Data listing –
┄┄┄┄┄┄┄┄┄┄┄┄┄┄┄┄┄┄┄┄
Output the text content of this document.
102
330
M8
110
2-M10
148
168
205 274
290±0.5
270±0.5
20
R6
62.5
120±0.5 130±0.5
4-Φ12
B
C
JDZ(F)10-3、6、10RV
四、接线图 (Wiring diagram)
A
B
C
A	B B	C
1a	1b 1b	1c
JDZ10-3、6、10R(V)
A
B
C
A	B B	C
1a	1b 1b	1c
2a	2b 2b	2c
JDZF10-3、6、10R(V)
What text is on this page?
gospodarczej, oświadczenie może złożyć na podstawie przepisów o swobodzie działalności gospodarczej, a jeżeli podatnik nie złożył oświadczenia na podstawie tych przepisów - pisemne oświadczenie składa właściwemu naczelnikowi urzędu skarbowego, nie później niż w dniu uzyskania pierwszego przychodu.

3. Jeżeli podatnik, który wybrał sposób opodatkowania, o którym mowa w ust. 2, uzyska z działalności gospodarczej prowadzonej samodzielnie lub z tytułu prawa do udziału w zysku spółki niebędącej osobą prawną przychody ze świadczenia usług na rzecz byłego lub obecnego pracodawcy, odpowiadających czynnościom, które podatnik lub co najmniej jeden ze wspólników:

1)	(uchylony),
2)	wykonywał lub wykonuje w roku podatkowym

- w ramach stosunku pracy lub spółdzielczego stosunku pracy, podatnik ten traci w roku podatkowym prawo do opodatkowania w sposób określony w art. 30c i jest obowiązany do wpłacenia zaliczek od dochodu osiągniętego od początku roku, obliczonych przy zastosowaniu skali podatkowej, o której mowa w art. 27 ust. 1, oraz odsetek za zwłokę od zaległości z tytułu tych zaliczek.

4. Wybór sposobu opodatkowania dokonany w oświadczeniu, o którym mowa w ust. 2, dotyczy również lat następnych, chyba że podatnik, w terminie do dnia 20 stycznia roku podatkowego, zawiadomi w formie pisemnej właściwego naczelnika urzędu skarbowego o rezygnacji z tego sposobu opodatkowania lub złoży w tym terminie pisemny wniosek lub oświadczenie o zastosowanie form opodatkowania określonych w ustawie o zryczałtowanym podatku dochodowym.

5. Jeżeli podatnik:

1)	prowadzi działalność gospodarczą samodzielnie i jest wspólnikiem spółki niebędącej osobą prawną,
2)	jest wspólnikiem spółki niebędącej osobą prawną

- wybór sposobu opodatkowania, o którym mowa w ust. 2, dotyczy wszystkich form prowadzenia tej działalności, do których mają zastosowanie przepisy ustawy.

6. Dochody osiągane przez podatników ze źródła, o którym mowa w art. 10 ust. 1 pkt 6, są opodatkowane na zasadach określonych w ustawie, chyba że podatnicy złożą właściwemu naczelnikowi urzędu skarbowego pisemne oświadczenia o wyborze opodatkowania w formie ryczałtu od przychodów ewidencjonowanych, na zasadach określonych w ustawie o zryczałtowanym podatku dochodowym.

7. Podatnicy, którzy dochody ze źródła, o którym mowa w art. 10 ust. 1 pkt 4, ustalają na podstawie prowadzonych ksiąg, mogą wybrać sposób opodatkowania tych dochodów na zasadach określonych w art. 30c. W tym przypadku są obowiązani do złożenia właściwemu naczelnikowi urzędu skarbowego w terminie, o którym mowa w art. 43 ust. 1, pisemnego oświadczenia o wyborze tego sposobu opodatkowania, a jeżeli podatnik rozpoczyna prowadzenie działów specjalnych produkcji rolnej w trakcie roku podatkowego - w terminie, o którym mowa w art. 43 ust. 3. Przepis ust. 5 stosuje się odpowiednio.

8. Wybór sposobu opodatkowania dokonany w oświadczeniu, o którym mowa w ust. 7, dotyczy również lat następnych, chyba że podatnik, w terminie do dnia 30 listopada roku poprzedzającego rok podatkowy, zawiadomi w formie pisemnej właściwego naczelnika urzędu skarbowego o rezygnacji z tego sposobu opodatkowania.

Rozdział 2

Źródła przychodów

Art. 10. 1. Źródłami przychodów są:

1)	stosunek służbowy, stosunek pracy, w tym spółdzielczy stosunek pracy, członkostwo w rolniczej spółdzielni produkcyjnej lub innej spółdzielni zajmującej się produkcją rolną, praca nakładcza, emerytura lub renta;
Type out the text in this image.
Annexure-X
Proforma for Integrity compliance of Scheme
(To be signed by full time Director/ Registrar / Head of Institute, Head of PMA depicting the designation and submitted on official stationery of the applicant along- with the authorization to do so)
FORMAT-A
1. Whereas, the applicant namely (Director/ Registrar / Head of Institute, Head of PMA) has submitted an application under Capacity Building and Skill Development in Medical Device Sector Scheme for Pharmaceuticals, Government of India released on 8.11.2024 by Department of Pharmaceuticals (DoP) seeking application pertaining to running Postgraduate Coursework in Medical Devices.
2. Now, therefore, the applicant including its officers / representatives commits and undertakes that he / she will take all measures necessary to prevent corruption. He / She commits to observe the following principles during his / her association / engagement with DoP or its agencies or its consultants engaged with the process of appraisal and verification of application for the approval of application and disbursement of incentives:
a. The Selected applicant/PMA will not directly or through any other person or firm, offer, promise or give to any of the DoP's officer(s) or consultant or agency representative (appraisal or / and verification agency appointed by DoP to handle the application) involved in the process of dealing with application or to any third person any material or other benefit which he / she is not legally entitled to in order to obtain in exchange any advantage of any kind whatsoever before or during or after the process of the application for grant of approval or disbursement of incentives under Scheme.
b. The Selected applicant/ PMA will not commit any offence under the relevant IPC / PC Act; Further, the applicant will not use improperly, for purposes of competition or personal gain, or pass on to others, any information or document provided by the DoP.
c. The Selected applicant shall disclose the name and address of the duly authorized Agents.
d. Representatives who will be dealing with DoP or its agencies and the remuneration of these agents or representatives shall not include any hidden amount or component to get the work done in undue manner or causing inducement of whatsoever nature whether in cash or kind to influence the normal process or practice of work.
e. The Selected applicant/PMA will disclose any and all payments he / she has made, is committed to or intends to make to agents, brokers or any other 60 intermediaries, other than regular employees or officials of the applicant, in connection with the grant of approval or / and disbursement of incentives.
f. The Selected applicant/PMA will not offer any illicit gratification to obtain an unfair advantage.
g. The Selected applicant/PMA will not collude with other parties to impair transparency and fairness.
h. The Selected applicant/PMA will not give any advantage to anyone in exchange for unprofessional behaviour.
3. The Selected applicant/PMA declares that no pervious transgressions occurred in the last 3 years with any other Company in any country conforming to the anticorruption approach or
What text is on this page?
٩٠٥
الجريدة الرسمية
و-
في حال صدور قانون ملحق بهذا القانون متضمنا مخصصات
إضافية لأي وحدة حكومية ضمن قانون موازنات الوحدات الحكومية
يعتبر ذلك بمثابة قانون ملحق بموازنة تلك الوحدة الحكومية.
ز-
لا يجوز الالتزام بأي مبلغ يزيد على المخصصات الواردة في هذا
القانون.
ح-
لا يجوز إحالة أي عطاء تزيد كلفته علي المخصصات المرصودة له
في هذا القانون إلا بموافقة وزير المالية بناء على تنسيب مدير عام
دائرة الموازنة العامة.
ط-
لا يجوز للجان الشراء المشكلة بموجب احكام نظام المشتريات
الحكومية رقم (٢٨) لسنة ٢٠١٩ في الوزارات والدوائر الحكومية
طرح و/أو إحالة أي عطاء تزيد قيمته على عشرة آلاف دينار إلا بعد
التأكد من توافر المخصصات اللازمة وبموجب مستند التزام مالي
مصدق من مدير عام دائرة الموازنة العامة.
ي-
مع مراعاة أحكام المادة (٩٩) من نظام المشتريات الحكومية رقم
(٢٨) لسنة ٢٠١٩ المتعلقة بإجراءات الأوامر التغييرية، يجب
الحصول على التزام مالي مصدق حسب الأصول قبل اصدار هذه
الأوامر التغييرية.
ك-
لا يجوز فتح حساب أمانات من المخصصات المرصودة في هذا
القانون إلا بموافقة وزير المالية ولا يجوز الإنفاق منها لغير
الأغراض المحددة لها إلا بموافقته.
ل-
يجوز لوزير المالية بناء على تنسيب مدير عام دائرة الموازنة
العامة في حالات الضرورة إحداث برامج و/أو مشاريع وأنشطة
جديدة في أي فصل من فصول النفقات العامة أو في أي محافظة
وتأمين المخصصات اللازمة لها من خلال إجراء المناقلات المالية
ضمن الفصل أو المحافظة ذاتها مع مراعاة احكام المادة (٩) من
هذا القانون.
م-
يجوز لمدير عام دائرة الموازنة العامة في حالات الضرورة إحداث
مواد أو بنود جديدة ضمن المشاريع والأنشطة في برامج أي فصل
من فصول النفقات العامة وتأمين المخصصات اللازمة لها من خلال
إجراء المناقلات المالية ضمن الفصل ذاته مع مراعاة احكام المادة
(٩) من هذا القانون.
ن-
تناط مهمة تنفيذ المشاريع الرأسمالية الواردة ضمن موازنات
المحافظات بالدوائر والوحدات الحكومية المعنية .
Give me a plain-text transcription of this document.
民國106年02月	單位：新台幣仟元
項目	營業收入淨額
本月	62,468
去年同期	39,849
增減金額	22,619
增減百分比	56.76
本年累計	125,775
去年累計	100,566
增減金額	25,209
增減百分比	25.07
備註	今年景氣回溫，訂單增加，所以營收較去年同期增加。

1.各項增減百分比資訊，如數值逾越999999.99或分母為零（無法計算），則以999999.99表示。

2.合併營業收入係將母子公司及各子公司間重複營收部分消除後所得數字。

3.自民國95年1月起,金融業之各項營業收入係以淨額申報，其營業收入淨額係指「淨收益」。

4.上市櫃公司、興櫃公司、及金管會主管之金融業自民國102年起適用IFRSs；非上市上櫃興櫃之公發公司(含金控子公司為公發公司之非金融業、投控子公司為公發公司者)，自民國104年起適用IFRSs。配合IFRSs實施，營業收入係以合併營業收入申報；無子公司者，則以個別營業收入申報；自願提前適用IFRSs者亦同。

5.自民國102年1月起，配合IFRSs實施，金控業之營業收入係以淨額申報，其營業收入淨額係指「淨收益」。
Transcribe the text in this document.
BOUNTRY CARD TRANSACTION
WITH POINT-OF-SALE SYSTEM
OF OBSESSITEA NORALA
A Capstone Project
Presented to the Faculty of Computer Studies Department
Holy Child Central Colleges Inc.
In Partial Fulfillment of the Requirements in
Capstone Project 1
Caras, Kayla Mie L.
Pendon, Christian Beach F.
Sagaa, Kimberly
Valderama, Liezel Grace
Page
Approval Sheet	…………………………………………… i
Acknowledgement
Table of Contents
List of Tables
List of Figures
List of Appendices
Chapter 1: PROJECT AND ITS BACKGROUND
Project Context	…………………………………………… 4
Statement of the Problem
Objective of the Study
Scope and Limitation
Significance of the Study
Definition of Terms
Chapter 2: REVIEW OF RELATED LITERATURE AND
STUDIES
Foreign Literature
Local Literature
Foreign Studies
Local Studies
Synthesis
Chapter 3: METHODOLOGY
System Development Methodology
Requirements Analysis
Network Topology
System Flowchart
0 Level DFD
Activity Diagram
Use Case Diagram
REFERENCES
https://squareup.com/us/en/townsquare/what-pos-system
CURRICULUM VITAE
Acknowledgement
┄┄┄┄┄┄┄┄┄┄┄┄┄┄┄┄┄┄┄┄
Exercise goal – Only the lines from the one that contains "Transcribe the text in this document." through the last line should be repeated, each exactly as it stands, with both ends included.

Output below –
Transcribe the text in this document.
BOUNTRY CARD TRANSACTION
WITH POINT-OF-SALE SYSTEM
OF OBSESSITEA NORALA
A Capstone Project
Presented to the Faculty of Computer Studies Department
Holy Child Central Colleges Inc.
In Partial Fulfillment of the Requirements in
Capstone Project 1
Caras, Kayla Mie L.
Pendon, Christian Beach F.
Sagaa, Kimberly
Valderama, Liezel Grace
Page
Approval Sheet	…………………………………………… i
Acknowledgement
Table of Contents
List of Tables
List of Figures
List of Appendices
Chapter 1: PROJECT AND ITS BACKGROUND
Project Context	…………………………………………… 4
Statement of the Problem
Objective of the Study
Scope and Limitation
Significance of the Study
Definition of Terms
Chapter 2: REVIEW OF RELATED LITERATURE AND
STUDIES
Foreign Literature
Local Literature
Foreign Studies
Local Studies
Synthesis
Chapter 3: METHODOLOGY
System Development Methodology
Requirements Analysis
Network Topology
System Flowchart
0 Level DFD
Activity Diagram
Use Case Diagram
REFERENCES
https://squareup.com/us/en/townsquare/what-pos-system
CURRICULUM VITAE
Acknowledgement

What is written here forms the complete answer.